Elenco esercizi »
[A] Rispondi a queste domande sull'intervista:
(i) In che anno era stato sigillato lo scatolone con la scritta "oggetti trasloco"?
(ii) Quali sono i tre colori della Selva?
(iii) Lungo quale strada si viaggiava in macchina da Roma?
[B] Ricopia il passo dell'intervista che comincia con le parole "Da cui appunto" e termina dopo le parole "dominante che emerge?".

Brano selezionato »

________________________

Il lockdown ha avuto effetti interessanti su molti uomini di spettacolo: Alessandro Benvenuti ha scritto un diario, lei addirittura un’autobiografia…

«Mentre scavavo tra gli scatoloni, ne ho trovato uno sigillato nel 2013 con su scritto “oggetti trasloco”. L’ho raccolto, ma siccome avevo male a un’anca mi è caduto, si è aperto e si è sparpagliata una miriade di oggetti, foto, agendine, scritti di mio padre che non sapevo esistessero. C’era un mondo dentro. Anche una foto del 1917 di mio nonno, io con i figli piccoli, io con i capelli, io senza capelli. Ogni foto ha rimesso in moto avvenimenti e avventure. Rimetterli insieme è stato un esercizio per la mia mente, e una carezza per la mia anima».

Da cui appunto il titolo. È bello quando il ricordo prende forma di carezza e non di cazzotto…

«Volevo raccontare solo personaggi, luoghi, città, situazioni e immagini piene di positività. Anche in presenza di avvenimenti negativi».

Qual è il sentimento dominante che emerge?

«Un grande ringraziamento a tante persone, a posti e atmosfere che ho guardato sempre nel mio ruolo di “pedinatore di italiani” che però alla fine mi hanno fatto “vivere” invece che solo “esistere”. Nel libro trovate anche cialtroni, mitomani, megalomani, ma nessun personaggio negativo, solo quelli che dovevo ringraziare, dalla prostituta con cui abbiamo parlato delle nostre famiglie e problemi, alla tragedia del mio amico Guglielmo. Credo che ne sia venuto fuori un libro vero e pieno di umanità».

A proposito di scrigni di ricordi, la casa di famiglia a Siena ne ha forniti tanti…

«Dai ricordi di quando ero piccolo e si partiva da Roma con la macchina, lungo la vecchia Cassia, passando per Radicofani, e si arrivava a via di Vallepiatta dritti per il Palio. Ho ancora nella testa gli stessi tre colori: arancio, verde e bianco, i colori della Selva, i colori di casa nostra, ne era tappezzata. Uno dei miei primi ricordi è la rullata marziale del tamburo in contrada. Credo sia per colpa del Palio che mi è venuta la passione per la batteria».

________________________

Estratto dei dati »
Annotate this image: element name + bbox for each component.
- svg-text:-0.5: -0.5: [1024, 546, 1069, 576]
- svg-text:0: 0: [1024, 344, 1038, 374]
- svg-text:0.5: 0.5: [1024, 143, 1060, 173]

________________________

Soluzioni degli esercizi »
[A]
(i) Nel 2013.
(ii) Arancio, verde e bianco.
(iii) Lungo la vecchia Cassia.

[B]
Da cui appunto il titolo. È bello quando il ricordo prende forma di carezza e non di cazzotto…

«Volevo raccontare solo personaggi, luoghi, città, situazioni e immagini piene di positività. Anche in presenza di avvenimenti negativi».

Qual è il sentimento dominante che emerge?